- **GIVEN EXERCISE**: Copy every entry word for word. Skip the pictures.

- **RECORDS SHOWN**:

━━━━━━━━━━

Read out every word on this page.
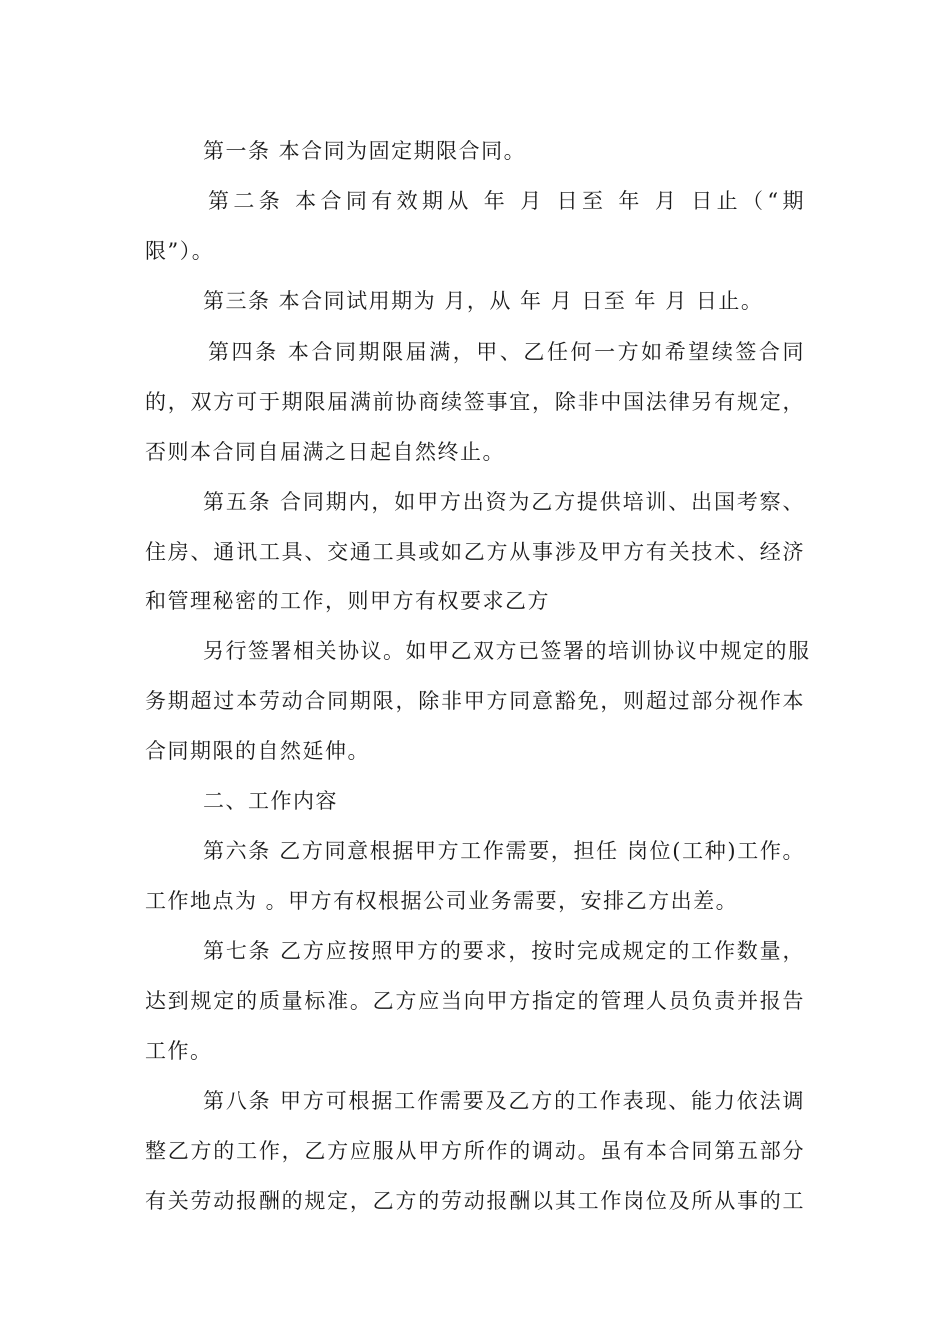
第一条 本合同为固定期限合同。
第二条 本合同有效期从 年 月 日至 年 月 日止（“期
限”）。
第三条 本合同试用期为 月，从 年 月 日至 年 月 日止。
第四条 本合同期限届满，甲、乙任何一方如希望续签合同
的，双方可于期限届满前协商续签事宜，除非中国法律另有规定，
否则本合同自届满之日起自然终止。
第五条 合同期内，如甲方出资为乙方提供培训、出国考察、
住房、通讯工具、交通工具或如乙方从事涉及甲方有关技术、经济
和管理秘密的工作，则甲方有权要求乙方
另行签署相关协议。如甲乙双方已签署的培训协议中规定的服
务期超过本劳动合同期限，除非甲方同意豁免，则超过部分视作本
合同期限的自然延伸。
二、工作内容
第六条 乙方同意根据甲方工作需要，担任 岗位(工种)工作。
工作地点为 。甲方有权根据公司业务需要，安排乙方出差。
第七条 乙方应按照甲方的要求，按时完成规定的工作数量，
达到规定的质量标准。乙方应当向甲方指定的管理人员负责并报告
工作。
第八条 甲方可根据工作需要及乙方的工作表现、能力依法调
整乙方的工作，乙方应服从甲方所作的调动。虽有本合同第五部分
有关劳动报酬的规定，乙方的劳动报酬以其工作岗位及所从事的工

━━━━━━━━━━

- **FULL ANSWER**:
Read out every word on this page.
第一条 本合同为固定期限合同。
第二条 本合同有效期从 年 月 日至 年 月 日止（“期
限”）。
第三条 本合同试用期为 月，从 年 月 日至 年 月 日止。
第四条 本合同期限届满，甲、乙任何一方如希望续签合同
的，双方可于期限届满前协商续签事宜，除非中国法律另有规定，
否则本合同自届满之日起自然终止。
第五条 合同期内，如甲方出资为乙方提供培训、出国考察、
住房、通讯工具、交通工具或如乙方从事涉及甲方有关技术、经济
和管理秘密的工作，则甲方有权要求乙方
另行签署相关协议。如甲乙双方已签署的培训协议中规定的服
务期超过本劳动合同期限，除非甲方同意豁免，则超过部分视作本
合同期限的自然延伸。
二、工作内容
第六条 乙方同意根据甲方工作需要，担任 岗位(工种)工作。
工作地点为 。甲方有权根据公司业务需要，安排乙方出差。
第七条 乙方应按照甲方的要求，按时完成规定的工作数量，
达到规定的质量标准。乙方应当向甲方指定的管理人员负责并报告
工作。
第八条 甲方可根据工作需要及乙方的工作表现、能力依法调
整乙方的工作，乙方应服从甲方所作的调动。虽有本合同第五部分
有关劳动报酬的规定，乙方的劳动报酬以其工作岗位及所从事的工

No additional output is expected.